What is needed ->
Search the material below for the word "timing" and copy every line in which it occurs.

Provided data ->
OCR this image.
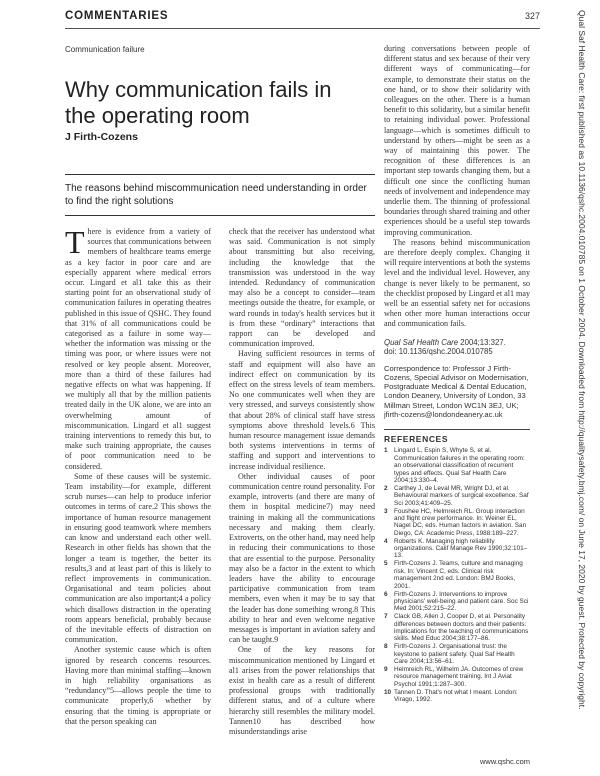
COMMENTARIES	327
Communication failure
Why communication fails in the operating room
J Firth-Cozens
The reasons behind miscommunication need understanding in order to find the right solutions

There is evidence from a variety of sources that communications between members of healthcare teams emerge as a key factor in poor care and are especially apparent where medical errors occur. Lingard et al1 take this as their starting point for an observational study of communication failures in operating theatres published in this issue of QSHC. They found that 31% of all communications could be categorised as a failure in some way—whether the information was missing or the timing was poor, or where issues were not resolved or key people absent. Moreover, more than a third of these failures had negative effects on what was happening. If we multiply all that by the million patients treated daily in the UK alone, we are into an overwhelming amount of miscommunication. Lingard et al1 suggest training interventions to remedy this but, to make such training appropriate, the causes of poor communication need to be considered.

Some of these causes will be systemic. Team instability—for example, different scrub nurses—can help to produce inferior outcomes in terms of care.2 This shows the importance of human resource management in ensuring good teamwork where members can know and understand each other well. Research in other fields has shown that the longer a team is together, the better its results,3 and at least part of this is likely to reflect improvements in communication. Organisational and team policies about communication are also important;4 a policy which disallows distraction in the operating room appears beneficial, probably because of the inevitable effects of distraction on communication.

Another systemic cause which is often ignored by research concerns resources. Having more than minimal staffing—known in high reliability organisations as “redundancy”5—allows people the time to communicate properly,6 whether by ensuring that the timing is appropriate or that the person speaking can

check that the receiver has understood what was said. Communication is not simply about transmitting but also receiving, including the knowledge that the transmission was understood in the way intended. Redundancy of communication may also be a concept to consider—team meetings outside the theatre, for example, or ward rounds in today's health services but it is from these “ordinary” interactions that rapport can be developed and communication improved.

Having sufficient resources in terms of staff and equipment will also have an indirect effect on communication by its effect on the stress levels of team members. No one communicates well when they are very stressed, and surveys consistently show that about 28% of clinical staff have stress symptoms above threshold levels.6 This human resource management issue demands both systems interventions in terms of staffing and support and interventions to increase individual resilience.

Other individual causes of poor communication centre round personality. For example, introverts (and there are many of them in hospital medicine7) may need training in making all the communications necessary and making them clearly. Extroverts, on the other hand, may need help in reducing their communications to those that are essential to the purpose. Personality may also be a factor in the extent to which leaders have the ability to encourage participative communication from team members, even when it may be to say that the leader has done something wrong.8 This ability to hear and even welcome negative messages is important in aviation safety and can be taught.9

One of the key reasons for miscommunication mentioned by Lingard et al1 arises from the power relationships that exist in health care as a result of different professional groups with traditionally different status, and of a culture where hierarchy still resembles the military model. Tannen10 has described how misunderstandings arise

during conversations between people of different status and sex because of their very different ways of communicating—for example, to demonstrate their status on the one hand, or to show their solidarity with colleagues on the other. There is a human benefit to this solidarity, but a similar benefit to retaining individual power. Professional language—which is sometimes difficult to understand by others—might be seen as a way of maintaining this power. The recognition of these differences is an important step towards changing them, but a difficult one since the conflicting human needs of involvement and independence may underlie them. The thinning of professional boundaries through shared training and other experiences should be a useful step towards improving communication.

The reasons behind miscommunication are therefore deeply complex. Changing it will require interventions at both the systems level and the individual level. However, any change is never likely to be permanent, so the checklist proposed by Lingard et al1 may well be an essential safety net for occasions when other more human interactions occur and communication fails.

Qual Saf Health Care 2004;13:327.
doi: 10.1136/qshc.2004.010785
Correspondence to: Professor J Firth-Cozens, Special Advisor on Modernisation, Postgraduate Medical & Dental Education, London Deanery, University of London, 33 Millman Street, London WC1N 3EJ, UK; jfirth-cozens@londondeanery.ac.uk
REFERENCES
1	Lingard L, Espin S, Whyte S, et al. Communication failures in the operating room: an observational classification of recurrent types and effects. Qual Saf Health Care 2004;13:330–4.
2	Carthey J, de Leval MR, Wright DJ, et al. Behavioural markers of surgical excellence. Saf Sci 2003;41:409–25.
3	Foushee HC, Helmreich RL. Group interaction and flight crew performance. In: Weiner EL, Nagel DC, eds. Human factors in aviation. San Diego, CA: Academic Press, 1988:189–227.
4	Roberts K. Managing high reliability organizations. Calif Manage Rev 1990;32:101–13.
5	Firth-Cozens J. Teams, culture and managing risk. In: Vincent C, eds. Clinical risk management 2nd ed. London: BMJ Books, 2001.
6	Firth-Cozens J. Interventions to improve physicians' well-being and patient care. Soc Sci Med 2001;52:215–22.
7	Clack GB, Allen J, Cooper D, et al. Personality differences between doctors and their patients: implications for the teaching of communications skills. Med Educ 2004;38:177–86.
8	Firth-Cozens J. Organisational trust: the keystone to patient safety. Qual Saf Health Care 2004;13:56–61.
9	Helmreich RL, Wilhelm JA. Outcomes of crew resource management training. Int J Aviat Psychol 1991;1:287–300.
10 Tannen D. That's not what I meant. London: Virago, 1992.
www.qshc.com
Qual Saf Health Care: first published as 10.1136/qshc.2004.010785 on 1 October 2004. Downloaded from http://qualitysafety.bmj.com/ on June 17, 2020 by guest. Protected by copyright.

Reply ->
There is evidence from a variety of sources that communications between members of healthcare teams emerge as a key factor in poor care and are especially apparent where medical errors occur. Lingard et al1 take this as their starting point for an observational study of communication failures in operating theatres published in this issue of QSHC. They found that 31% of all communications could be categorised as a failure in some way—whether the information was missing or the timing was poor, or where issues were not resolved or key people absent. Moreover, more than a third of these failures had negative effects on what was happening. If we multiply all that by the million patients treated daily in the UK alone, we are into an overwhelming amount of miscommunication. Lingard et al1 suggest training interventions to remedy this but, to make such training appropriate, the causes of poor communication need to be considered.
Another systemic cause which is often ignored by research concerns resources. Having more than minimal staffing—known in high reliability organisations as “redundancy”5—allows people the time to communicate properly,6 whether by ensuring that the timing is appropriate or that the person speaking can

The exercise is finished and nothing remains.